### STATED PROBLEM
Transcribe the full listing exactly, and drop every picture.

### DATA EXTRACT
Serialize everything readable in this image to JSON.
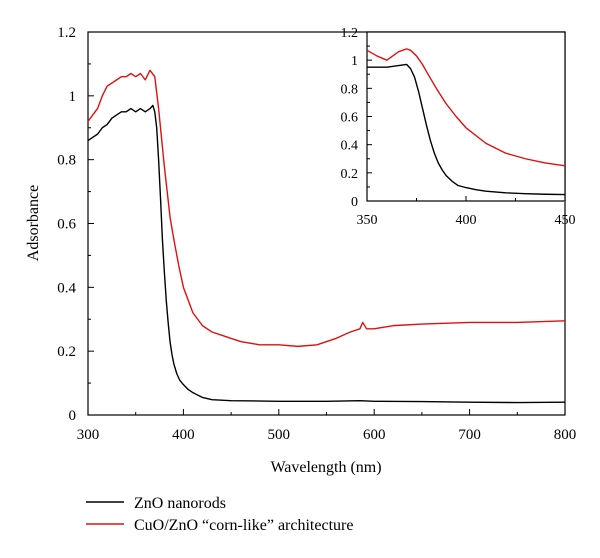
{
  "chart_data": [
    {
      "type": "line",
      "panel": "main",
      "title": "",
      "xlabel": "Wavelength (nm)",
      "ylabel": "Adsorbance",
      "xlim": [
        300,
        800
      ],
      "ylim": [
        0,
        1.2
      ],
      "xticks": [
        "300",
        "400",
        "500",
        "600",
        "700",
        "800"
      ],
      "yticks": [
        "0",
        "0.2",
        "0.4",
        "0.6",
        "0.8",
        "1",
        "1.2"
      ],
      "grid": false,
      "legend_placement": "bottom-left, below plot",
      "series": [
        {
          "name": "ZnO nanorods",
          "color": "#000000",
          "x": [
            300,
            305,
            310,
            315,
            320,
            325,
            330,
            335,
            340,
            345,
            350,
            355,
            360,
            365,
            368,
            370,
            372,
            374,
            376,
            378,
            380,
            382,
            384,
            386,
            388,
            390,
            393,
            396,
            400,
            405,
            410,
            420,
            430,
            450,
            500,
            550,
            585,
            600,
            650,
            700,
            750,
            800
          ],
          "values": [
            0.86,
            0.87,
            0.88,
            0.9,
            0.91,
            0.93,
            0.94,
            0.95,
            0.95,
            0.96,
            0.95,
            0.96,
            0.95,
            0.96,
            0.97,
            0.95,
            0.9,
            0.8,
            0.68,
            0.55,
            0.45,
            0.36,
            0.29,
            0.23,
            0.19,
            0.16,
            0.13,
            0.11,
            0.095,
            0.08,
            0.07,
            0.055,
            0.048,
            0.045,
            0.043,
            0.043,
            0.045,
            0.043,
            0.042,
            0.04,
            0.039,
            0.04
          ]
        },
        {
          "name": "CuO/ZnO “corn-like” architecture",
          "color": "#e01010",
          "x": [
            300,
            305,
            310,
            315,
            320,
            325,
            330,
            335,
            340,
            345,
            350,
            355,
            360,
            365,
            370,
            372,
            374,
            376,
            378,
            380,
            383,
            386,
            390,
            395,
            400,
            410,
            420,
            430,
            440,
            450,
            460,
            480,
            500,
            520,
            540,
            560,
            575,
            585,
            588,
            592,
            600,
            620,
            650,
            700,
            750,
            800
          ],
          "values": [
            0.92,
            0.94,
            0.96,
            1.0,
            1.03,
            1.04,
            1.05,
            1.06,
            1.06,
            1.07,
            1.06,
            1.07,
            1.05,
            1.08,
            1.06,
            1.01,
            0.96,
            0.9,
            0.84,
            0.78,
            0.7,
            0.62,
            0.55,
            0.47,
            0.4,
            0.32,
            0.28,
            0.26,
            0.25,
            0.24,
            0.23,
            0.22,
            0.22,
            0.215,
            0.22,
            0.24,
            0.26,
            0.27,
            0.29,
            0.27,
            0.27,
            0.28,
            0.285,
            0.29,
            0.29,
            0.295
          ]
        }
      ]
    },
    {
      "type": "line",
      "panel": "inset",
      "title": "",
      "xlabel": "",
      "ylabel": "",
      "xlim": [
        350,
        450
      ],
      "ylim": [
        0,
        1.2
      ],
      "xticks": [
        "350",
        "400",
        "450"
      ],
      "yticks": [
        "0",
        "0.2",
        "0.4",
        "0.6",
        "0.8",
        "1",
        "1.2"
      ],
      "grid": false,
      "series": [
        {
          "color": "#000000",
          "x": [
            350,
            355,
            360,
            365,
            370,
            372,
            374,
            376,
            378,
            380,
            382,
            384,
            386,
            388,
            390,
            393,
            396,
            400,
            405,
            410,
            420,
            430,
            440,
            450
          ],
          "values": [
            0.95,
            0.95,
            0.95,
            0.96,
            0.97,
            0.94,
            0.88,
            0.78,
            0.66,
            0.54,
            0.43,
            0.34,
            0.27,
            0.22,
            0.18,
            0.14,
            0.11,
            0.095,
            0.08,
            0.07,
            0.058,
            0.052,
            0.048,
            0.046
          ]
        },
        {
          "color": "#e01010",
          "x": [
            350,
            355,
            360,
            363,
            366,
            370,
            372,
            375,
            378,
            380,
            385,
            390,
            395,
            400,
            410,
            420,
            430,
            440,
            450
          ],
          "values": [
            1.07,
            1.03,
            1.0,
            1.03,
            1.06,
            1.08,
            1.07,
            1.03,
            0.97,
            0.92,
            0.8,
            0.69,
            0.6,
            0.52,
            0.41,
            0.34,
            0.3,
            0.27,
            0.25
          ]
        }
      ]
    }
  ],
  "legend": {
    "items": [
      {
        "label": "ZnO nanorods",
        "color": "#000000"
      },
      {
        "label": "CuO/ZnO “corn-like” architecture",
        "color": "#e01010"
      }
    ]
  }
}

### EXERCISE OUTPUT
Serialize everything readable in this image to JSON.
{
  "chart_data": [
    {
      "type": "line",
      "panel": "main",
      "title": "",
      "xlabel": "Wavelength (nm)",
      "ylabel": "Adsorbance",
      "xlim": [
        300,
        800
      ],
      "ylim": [
        0,
        1.2
      ],
      "xticks": [
        "300",
        "400",
        "500",
        "600",
        "700",
        "800"
      ],
      "yticks": [
        "0",
        "0.2",
        "0.4",
        "0.6",
        "0.8",
        "1",
        "1.2"
      ],
      "grid": false,
      "legend_placement": "bottom-left, below plot",
      "series": [
        {
          "name": "ZnO nanorods",
          "color": "#000000",
          "x": [
            300,
            305,
            310,
            315,
            320,
            325,
            330,
            335,
            340,
            345,
            350,
            355,
            360,
            365,
            368,
            370,
            372,
            374,
            376,
            378,
            380,
            382,
            384,
            386,
            388,
            390,
            393,
            396,
            400,
            405,
            410,
            420,
            430,
            450,
            500,
            550,
            585,
            600,
            650,
            700,
            750,
            800
          ],
          "values": [
            0.86,
            0.87,
            0.88,
            0.9,
            0.91,
            0.93,
            0.94,
            0.95,
            0.95,
            0.96,
            0.95,
            0.96,
            0.95,
            0.96,
            0.97,
            0.95,
            0.9,
            0.8,
            0.68,
            0.55,
            0.45,
            0.36,
            0.29,
            0.23,
            0.19,
            0.16,
            0.13,
            0.11,
            0.095,
            0.08,
            0.07,
            0.055,
            0.048,
            0.045,
            0.043,
            0.043,
            0.045,
            0.043,
            0.042,
            0.04,
            0.039,
            0.04
          ]
        },
        {
          "name": "CuO/ZnO “corn-like” architecture",
          "color": "#e01010",
          "x": [
            300,
            305,
            310,
            315,
            320,
            325,
            330,
            335,
            340,
            345,
            350,
            355,
            360,
            365,
            370,
            372,
            374,
            376,
            378,
            380,
            383,
            386,
            390,
            395,
            400,
            410,
            420,
            430,
            440,
            450,
            460,
            480,
            500,
            520,
            540,
            560,
            575,
            585,
            588,
            592,
            600,
            620,
            650,
            700,
            750,
            800
          ],
          "values": [
            0.92,
            0.94,
            0.96,
            1.0,
            1.03,
            1.04,
            1.05,
            1.06,
            1.06,
            1.07,
            1.06,
            1.07,
            1.05,
            1.08,
            1.06,
            1.01,
            0.96,
            0.9,
            0.84,
            0.78,
            0.7,
            0.62,
            0.55,
            0.47,
            0.4,
            0.32,
            0.28,
            0.26,
            0.25,
            0.24,
            0.23,
            0.22,
            0.22,
            0.215,
            0.22,
            0.24,
            0.26,
            0.27,
            0.29,
            0.27,
            0.27,
            0.28,
            0.285,
            0.29,
            0.29,
            0.295
          ]
        }
      ]
    },
    {
      "type": "line",
      "panel": "inset",
      "title": "",
      "xlabel": "",
      "ylabel": "",
      "xlim": [
        350,
        450
      ],
      "ylim": [
        0,
        1.2
      ],
      "xticks": [
        "350",
        "400",
        "450"
      ],
      "yticks": [
        "0",
        "0.2",
        "0.4",
        "0.6",
        "0.8",
        "1",
        "1.2"
      ],
      "grid": false,
      "series": [
        {
          "color": "#000000",
          "x": [
            350,
            355,
            360,
            365,
            370,
            372,
            374,
            376,
            378,
            380,
            382,
            384,
            386,
            388,
            390,
            393,
            396,
            400,
            405,
            410,
            420,
            430,
            440,
            450
          ],
          "values": [
            0.95,
            0.95,
            0.95,
            0.96,
            0.97,
            0.94,
            0.88,
            0.78,
            0.66,
            0.54,
            0.43,
            0.34,
            0.27,
            0.22,
            0.18,
            0.14,
            0.11,
            0.095,
            0.08,
            0.07,
            0.058,
            0.052,
            0.048,
            0.046
          ]
        },
        {
          "color": "#e01010",
          "x": [
            350,
            355,
            360,
            363,
            366,
            370,
            372,
            375,
            378,
            380,
            385,
            390,
            395,
            400,
            410,
            420,
            430,
            440,
            450
          ],
          "values": [
            1.07,
            1.03,
            1.0,
            1.03,
            1.06,
            1.08,
            1.07,
            1.03,
            0.97,
            0.92,
            0.8,
            0.69,
            0.6,
            0.52,
            0.41,
            0.34,
            0.3,
            0.27,
            0.25
          ]
        }
      ]
    }
  ],
  "legend": {
    "items": [
      {
        "label": "ZnO nanorods",
        "color": "#000000"
      },
      {
        "label": "CuO/ZnO “corn-like” architecture",
        "color": "#e01010"
      }
    ]
  }
}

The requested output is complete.